REQUIREMENT 1:
From the chat log about mtd-rw and Mikrotik devices, extract the passage starting with "13:39 adrianschmutzler: but" and going on through "size crap again?", word for word.
REQUIREMENT 2:
Using the chat log about mtd-rw and Mikrotik devices, decide whether each statement below agrees with it. For each one, answer yes or no and quote the deciding words from the log. (a) jow suggested adding mtd-rw by default. (b) adrianschmutzler used "Mikrotik people" to mean the device vendor. (c) jow says "mtd unlock" always worked for him when he needed it.

==== TEXT EXTRACT

13:34 adrianschmutzler: I will push that forward to the Mikrotik people anyway, as they seem to be the most affected at the moment. Maybe they have time to play around with idea going into that direction
13:34 adrianschmutzler: "Mikrotik people" -> contributors working with Mikrotik devices, not the vendor of course
13:37 jow: I could imagine that adding mtd-rw by defualt and adding some kind of sysctl to trigger it would be good enough
13:37 adrianschmutzler: together with Tomasz on the Redboot front there should be enough people interested
13:37 adrianschmutzler: hmm, I really have to think about that
13:37 jow: that sysctl could then be toggled by "mtd unlock" which never actually worked for me when I needed it
13:38 jow: or some other equivalent commend to not break existing "mtd unlock" users
13:38 jow: *command
13:38 adrianschmutzler: I fear this may end up in a lot of scripts then, where people will use it to take shortcuts ...
13:39 adrianschmutzler: but if it solves the problem, we should consider it
13:40 adrianschmutzler: because maintaining these patches won't become easier
13:41 jow: I agree
14:12 rmilecki: adrianschmutzler: jow: omg, that parial erase size crap again?

========
==== DATA

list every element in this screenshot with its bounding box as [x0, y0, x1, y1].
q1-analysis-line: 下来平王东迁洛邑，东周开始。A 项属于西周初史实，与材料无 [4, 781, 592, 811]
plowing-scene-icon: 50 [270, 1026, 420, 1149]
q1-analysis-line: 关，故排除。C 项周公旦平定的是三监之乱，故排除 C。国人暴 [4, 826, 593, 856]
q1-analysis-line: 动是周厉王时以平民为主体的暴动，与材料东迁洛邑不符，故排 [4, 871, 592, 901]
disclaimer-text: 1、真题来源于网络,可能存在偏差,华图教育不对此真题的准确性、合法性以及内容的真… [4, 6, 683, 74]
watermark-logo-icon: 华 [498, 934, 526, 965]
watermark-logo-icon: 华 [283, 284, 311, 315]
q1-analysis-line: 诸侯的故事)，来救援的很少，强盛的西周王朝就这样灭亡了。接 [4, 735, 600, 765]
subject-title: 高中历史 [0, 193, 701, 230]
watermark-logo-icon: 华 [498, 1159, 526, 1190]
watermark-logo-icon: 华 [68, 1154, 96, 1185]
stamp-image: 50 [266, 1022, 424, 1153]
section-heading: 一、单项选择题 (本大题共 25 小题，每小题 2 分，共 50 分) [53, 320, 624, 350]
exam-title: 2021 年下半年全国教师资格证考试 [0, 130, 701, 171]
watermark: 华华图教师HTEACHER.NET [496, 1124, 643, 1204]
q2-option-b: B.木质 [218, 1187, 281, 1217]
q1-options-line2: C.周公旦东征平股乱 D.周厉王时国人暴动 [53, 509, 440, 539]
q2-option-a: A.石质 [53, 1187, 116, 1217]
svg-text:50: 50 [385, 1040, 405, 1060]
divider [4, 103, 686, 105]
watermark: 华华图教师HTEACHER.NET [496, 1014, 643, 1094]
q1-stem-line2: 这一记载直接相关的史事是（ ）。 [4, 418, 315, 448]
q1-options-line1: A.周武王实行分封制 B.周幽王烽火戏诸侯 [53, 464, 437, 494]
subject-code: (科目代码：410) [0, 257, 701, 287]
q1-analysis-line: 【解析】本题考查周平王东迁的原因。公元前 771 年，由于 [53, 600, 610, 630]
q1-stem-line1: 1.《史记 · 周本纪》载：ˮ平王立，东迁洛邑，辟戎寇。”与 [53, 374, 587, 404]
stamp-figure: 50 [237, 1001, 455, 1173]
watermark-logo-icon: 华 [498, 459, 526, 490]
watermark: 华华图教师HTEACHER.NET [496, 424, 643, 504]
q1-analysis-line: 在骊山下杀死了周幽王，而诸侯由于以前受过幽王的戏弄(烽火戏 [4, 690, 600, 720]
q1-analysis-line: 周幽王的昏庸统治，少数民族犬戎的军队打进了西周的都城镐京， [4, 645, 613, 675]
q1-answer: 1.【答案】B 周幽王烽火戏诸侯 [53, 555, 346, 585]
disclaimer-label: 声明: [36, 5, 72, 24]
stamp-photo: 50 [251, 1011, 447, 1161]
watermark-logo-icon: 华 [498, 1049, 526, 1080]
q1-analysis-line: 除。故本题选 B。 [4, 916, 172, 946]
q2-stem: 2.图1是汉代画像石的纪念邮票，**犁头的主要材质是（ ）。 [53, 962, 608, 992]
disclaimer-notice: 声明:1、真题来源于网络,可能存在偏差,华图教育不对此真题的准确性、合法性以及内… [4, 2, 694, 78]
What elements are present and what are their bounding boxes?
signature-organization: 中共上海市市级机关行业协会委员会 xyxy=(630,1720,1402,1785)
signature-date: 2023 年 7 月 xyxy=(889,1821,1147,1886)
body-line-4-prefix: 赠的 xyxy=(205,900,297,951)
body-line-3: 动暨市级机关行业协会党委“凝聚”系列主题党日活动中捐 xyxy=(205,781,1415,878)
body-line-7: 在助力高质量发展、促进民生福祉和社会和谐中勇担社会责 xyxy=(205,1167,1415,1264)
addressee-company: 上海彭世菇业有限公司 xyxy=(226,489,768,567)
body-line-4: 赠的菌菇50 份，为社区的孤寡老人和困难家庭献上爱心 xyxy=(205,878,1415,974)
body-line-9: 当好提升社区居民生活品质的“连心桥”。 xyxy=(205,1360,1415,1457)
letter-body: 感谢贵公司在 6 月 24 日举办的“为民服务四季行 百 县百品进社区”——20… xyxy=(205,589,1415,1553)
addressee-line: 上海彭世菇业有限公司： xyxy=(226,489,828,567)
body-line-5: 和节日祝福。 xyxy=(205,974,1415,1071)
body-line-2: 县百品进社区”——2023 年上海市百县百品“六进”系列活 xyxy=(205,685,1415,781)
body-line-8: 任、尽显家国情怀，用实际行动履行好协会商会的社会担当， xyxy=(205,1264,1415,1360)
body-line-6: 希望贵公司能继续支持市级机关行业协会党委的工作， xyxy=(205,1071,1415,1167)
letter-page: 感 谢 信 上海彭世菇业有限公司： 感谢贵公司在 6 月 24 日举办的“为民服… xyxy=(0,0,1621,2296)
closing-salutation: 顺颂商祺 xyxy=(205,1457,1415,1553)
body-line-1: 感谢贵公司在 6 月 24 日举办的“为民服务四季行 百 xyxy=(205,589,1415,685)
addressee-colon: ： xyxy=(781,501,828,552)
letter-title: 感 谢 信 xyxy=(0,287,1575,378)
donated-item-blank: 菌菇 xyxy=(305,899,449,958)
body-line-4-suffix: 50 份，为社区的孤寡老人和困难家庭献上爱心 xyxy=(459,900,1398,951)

========

REPLY 1:
13:39 adrianschmutzler: but if it solves the problem, we should consider it
13:40 adrianschmutzler: because maintaining these patches won't become easier
13:41 jow: I agree
14:12 rmilecki: adrianschmutzler: jow: omg, that parial erase size crap again?

REPLY 2:
(a) Yes: "I could imagine that adding mtd-rw by defualt and adding some kind of sysctl to trigger it would be good enough"
(b) No: "contributors working with Mikrotik devices, not the vendor of course"
(c) No: "which never actually worked for me when I needed it"